═════ Dataset rows
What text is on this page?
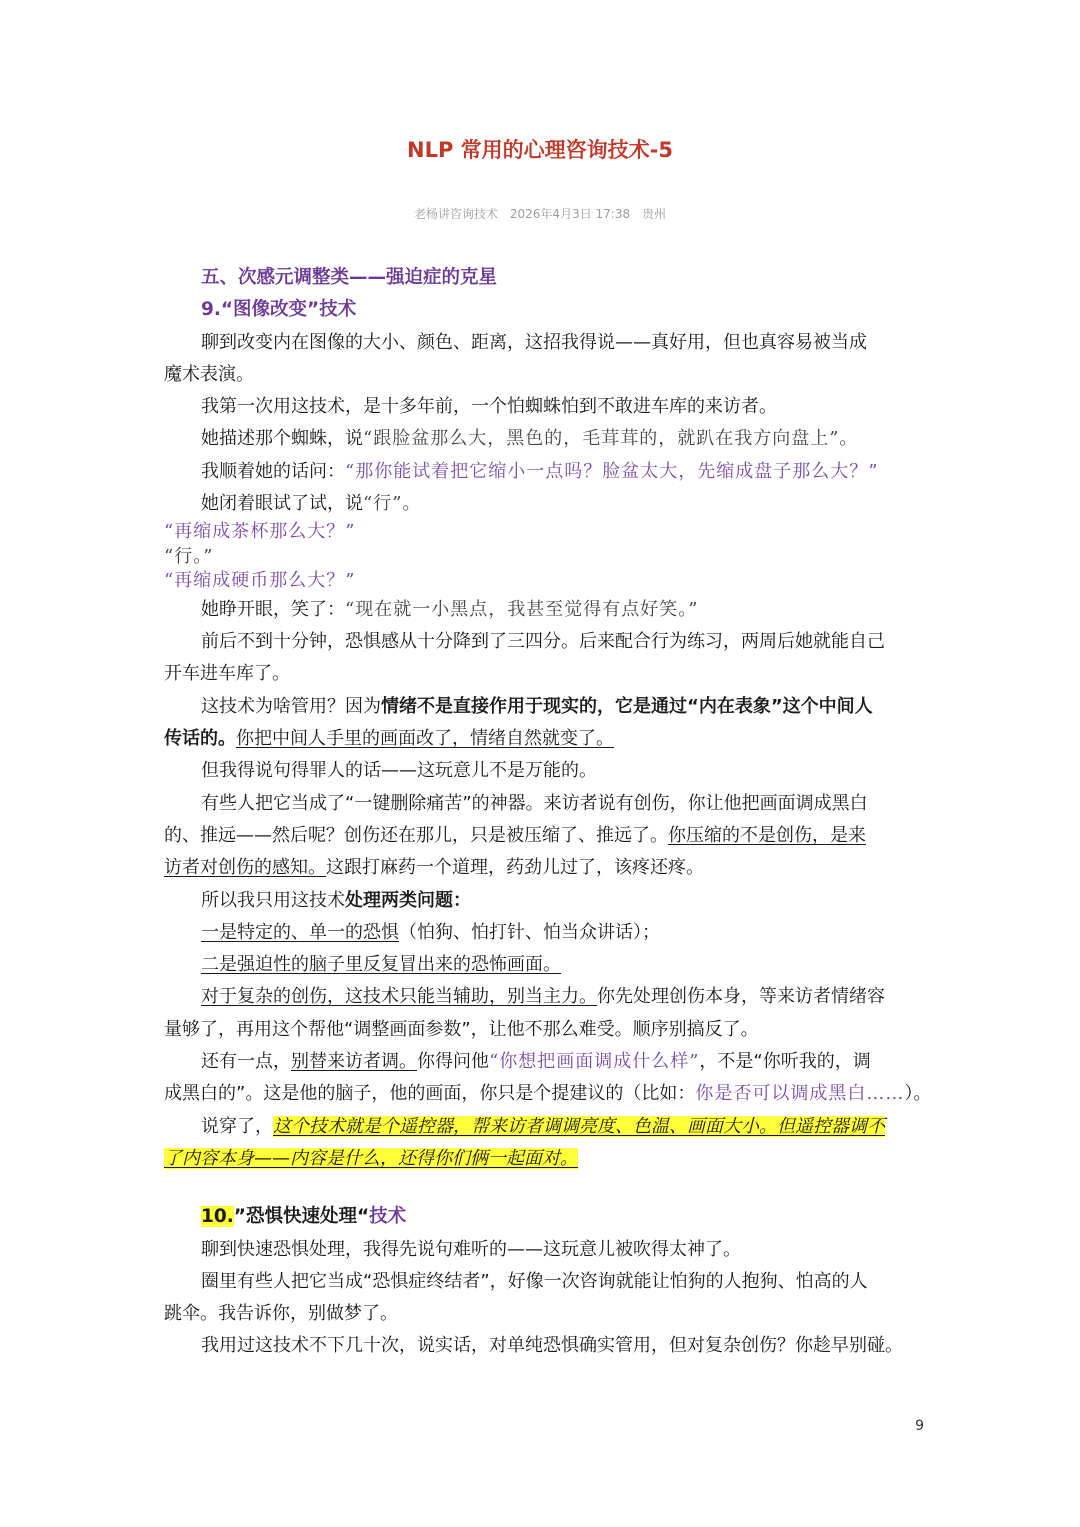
NLP 常用的心理咨询技术-5
老杨讲咨询技术 2026年4月3日 17:38 贵州
五、次感元调整类——强迫症的克星
9.“图像改变”技术
聊到改变内在图像的大小、颜色、距离，这招我得说——真好用，但也真容易被当成
魔术表演。
我第一次用这技术，是十多年前，一个怕蜘蛛怕到不敢进车库的来访者。
她描述那个蜘蛛，说“跟脸盆那么大，黑色的，毛茸茸的，就趴在我方向盘上”。
我顺着她的话问：“那你能试着把它缩小一点吗？脸盆太大，先缩成盘子那么大？”
她闭着眼试了试，说“行”。
“再缩成茶杯那么大？”
“行。”
“再缩成硬币那么大？”
她睁开眼，笑了：“现在就一小黑点，我甚至觉得有点好笑。”
前后不到十分钟，恐惧感从十分降到了三四分。后来配合行为练习，两周后她就能自己
开车进车库了。
这技术为啥管用？因为情绪不是直接作用于现实的，它是通过“内在表象”这个中间人
传话的。你把中间人手里的画面改了，情绪自然就变了。
但我得说句得罪人的话——这玩意儿不是万能的。
有些人把它当成了“一键删除痛苦”的神器。来访者说有创伤，你让他把画面调成黑白
的、推远——然后呢？创伤还在那儿，只是被压缩了、推远了。你压缩的不是创伤，是来
访者对创伤的感知。这跟打麻药一个道理，药劲儿过了，该疼还疼。
所以我只用这技术处理两类问题：
一是特定的、单一的恐惧（怕狗、怕打针、怕当众讲话）；
二是强迫性的脑子里反复冒出来的恐怖画面。
对于复杂的创伤，这技术只能当辅助，别当主力。你先处理创伤本身，等来访者情绪容
量够了，再用这个帮他“调整画面参数”，让他不那么难受。顺序别搞反了。
还有一点，别替来访者调。你得问他“你想把画面调成什么样”，不是“你听我的，调
成黑白的”。这是他的脑子，他的画面，你只是个提建议的（比如：你是否可以调成黑白……）。
说穿了，这个技术就是个遥控器，帮来访者调调亮度、色温、画面大小。但遥控器调不
了内容本身——内容是什么，还得你们俩一起面对。
10.”恐惧快速处理“技术
聊到快速恐惧处理，我得先说句难听的——这玩意儿被吹得太神了。
圈里有些人把它当成“恐惧症终结者”，好像一次咨询就能让怕狗的人抱狗、怕高的人
跳伞。我告诉你，别做梦了。
我用过这技术不下几十次，说实话，对单纯恐惧确实管用，但对复杂创伤？你趁早别碰。
9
══════════
* **Short task**
Transcribe the entries above verbatim, omitting their pictures.

* **Response for this exercise**
What text is on this page?
NLP 常用的心理咨询技术-5
老杨讲咨询技术 2026年4月3日 17:38 贵州
五、次感元调整类——强迫症的克星
9.“图像改变”技术
聊到改变内在图像的大小、颜色、距离，这招我得说——真好用，但也真容易被当成
魔术表演。
我第一次用这技术，是十多年前，一个怕蜘蛛怕到不敢进车库的来访者。
她描述那个蜘蛛，说“跟脸盆那么大，黑色的，毛茸茸的，就趴在我方向盘上”。
我顺着她的话问：“那你能试着把它缩小一点吗？脸盆太大，先缩成盘子那么大？”
她闭着眼试了试，说“行”。
“再缩成茶杯那么大？”
“行。”
“再缩成硬币那么大？”
她睁开眼，笑了：“现在就一小黑点，我甚至觉得有点好笑。”
前后不到十分钟，恐惧感从十分降到了三四分。后来配合行为练习，两周后她就能自己
开车进车库了。
这技术为啥管用？因为情绪不是直接作用于现实的，它是通过“内在表象”这个中间人
传话的。你把中间人手里的画面改了，情绪自然就变了。
但我得说句得罪人的话——这玩意儿不是万能的。
有些人把它当成了“一键删除痛苦”的神器。来访者说有创伤，你让他把画面调成黑白
的、推远——然后呢？创伤还在那儿，只是被压缩了、推远了。你压缩的不是创伤，是来
访者对创伤的感知。这跟打麻药一个道理，药劲儿过了，该疼还疼。
所以我只用这技术处理两类问题：
一是特定的、单一的恐惧（怕狗、怕打针、怕当众讲话）；
二是强迫性的脑子里反复冒出来的恐怖画面。
对于复杂的创伤，这技术只能当辅助，别当主力。你先处理创伤本身，等来访者情绪容
量够了，再用这个帮他“调整画面参数”，让他不那么难受。顺序别搞反了。
还有一点，别替来访者调。你得问他“你想把画面调成什么样”，不是“你听我的，调
成黑白的”。这是他的脑子，他的画面，你只是个提建议的（比如：你是否可以调成黑白……）。
说穿了，这个技术就是个遥控器，帮来访者调调亮度、色温、画面大小。但遥控器调不
了内容本身——内容是什么，还得你们俩一起面对。
10.”恐惧快速处理“技术
聊到快速恐惧处理，我得先说句难听的——这玩意儿被吹得太神了。
圈里有些人把它当成“恐惧症终结者”，好像一次咨询就能让怕狗的人抱狗、怕高的人
跳伞。我告诉你，别做梦了。
我用过这技术不下几十次，说实话，对单纯恐惧确实管用，但对复杂创伤？你趁早别碰。
9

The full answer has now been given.